Recorded data:
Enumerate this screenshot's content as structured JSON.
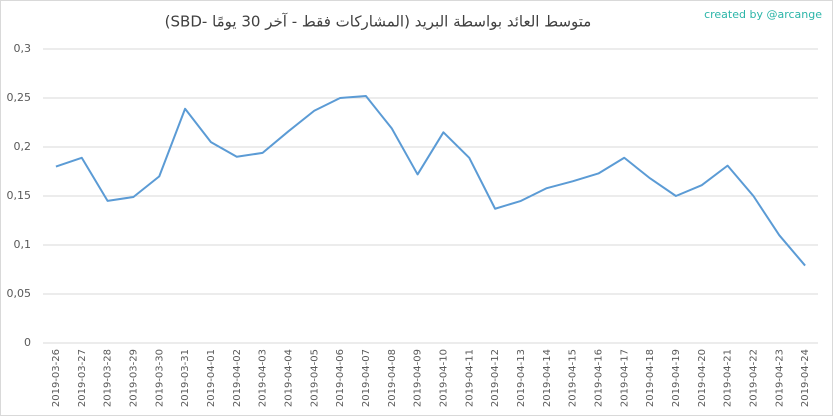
{
  "chart_data": {
    "type": "line",
    "title": "متوسط العائد بواسطة البريد (المشاركات فقط - آخر 30 يومًا -SBD)",
    "watermark": "created by @arcange",
    "categories": [
      "2019-03-26",
      "2019-03-27",
      "2019-03-28",
      "2019-03-29",
      "2019-03-30",
      "2019-03-31",
      "2019-04-01",
      "2019-04-02",
      "2019-04-03",
      "2019-04-04",
      "2019-04-05",
      "2019-04-06",
      "2019-04-07",
      "2019-04-08",
      "2019-04-09",
      "2019-04-10",
      "2019-04-11",
      "2019-04-12",
      "2019-04-13",
      "2019-04-14",
      "2019-04-15",
      "2019-04-16",
      "2019-04-17",
      "2019-04-18",
      "2019-04-19",
      "2019-04-20",
      "2019-04-21",
      "2019-04-22",
      "2019-04-23",
      "2019-04-24"
    ],
    "values": [
      0.18,
      0.189,
      0.145,
      0.149,
      0.17,
      0.239,
      0.205,
      0.19,
      0.194,
      0.216,
      0.237,
      0.25,
      0.252,
      0.219,
      0.172,
      0.215,
      0.189,
      0.137,
      0.145,
      0.158,
      0.165,
      0.173,
      0.189,
      0.168,
      0.15,
      0.161,
      0.181,
      0.15,
      0.11,
      0.079
    ],
    "color": "#5b9bd5",
    "ylim": [
      0,
      0.3
    ],
    "yticks": [
      0,
      {
        "value": 0.05,
        "label": "0,05"
      },
      {
        "value": 0.1,
        "label": "0,1"
      },
      {
        "value": 0.15,
        "label": "0,15"
      },
      {
        "value": 0.2,
        "label": "0,2"
      },
      {
        "value": 0.25,
        "label": "0,25"
      },
      {
        "value": 0.3,
        "label": "0,3"
      }
    ],
    "grid": true
  }
}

• _Written task_:
The records above must be transcribed exactly. Pictures are left out of the copy.

• _Written answer_:
Enumerate this screenshot's content as structured JSON.
{
  "chart_data": {
    "type": "line",
    "title": "متوسط العائد بواسطة البريد (المشاركات فقط - آخر 30 يومًا -SBD)",
    "watermark": "created by @arcange",
    "categories": [
      "2019-03-26",
      "2019-03-27",
      "2019-03-28",
      "2019-03-29",
      "2019-03-30",
      "2019-03-31",
      "2019-04-01",
      "2019-04-02",
      "2019-04-03",
      "2019-04-04",
      "2019-04-05",
      "2019-04-06",
      "2019-04-07",
      "2019-04-08",
      "2019-04-09",
      "2019-04-10",
      "2019-04-11",
      "2019-04-12",
      "2019-04-13",
      "2019-04-14",
      "2019-04-15",
      "2019-04-16",
      "2019-04-17",
      "2019-04-18",
      "2019-04-19",
      "2019-04-20",
      "2019-04-21",
      "2019-04-22",
      "2019-04-23",
      "2019-04-24"
    ],
    "values": [
      0.18,
      0.189,
      0.145,
      0.149,
      0.17,
      0.239,
      0.205,
      0.19,
      0.194,
      0.216,
      0.237,
      0.25,
      0.252,
      0.219,
      0.172,
      0.215,
      0.189,
      0.137,
      0.145,
      0.158,
      0.165,
      0.173,
      0.189,
      0.168,
      0.15,
      0.161,
      0.181,
      0.15,
      0.11,
      0.079
    ],
    "color": "#5b9bd5",
    "ylim": [
      0,
      0.3
    ],
    "yticks": [
      0,
      {
        "value": 0.05,
        "label": "0,05"
      },
      {
        "value": 0.1,
        "label": "0,1"
      },
      {
        "value": 0.15,
        "label": "0,15"
      },
      {
        "value": 0.2,
        "label": "0,2"
      },
      {
        "value": 0.25,
        "label": "0,25"
      },
      {
        "value": 0.3,
        "label": "0,3"
      }
    ],
    "grid": true
  }
}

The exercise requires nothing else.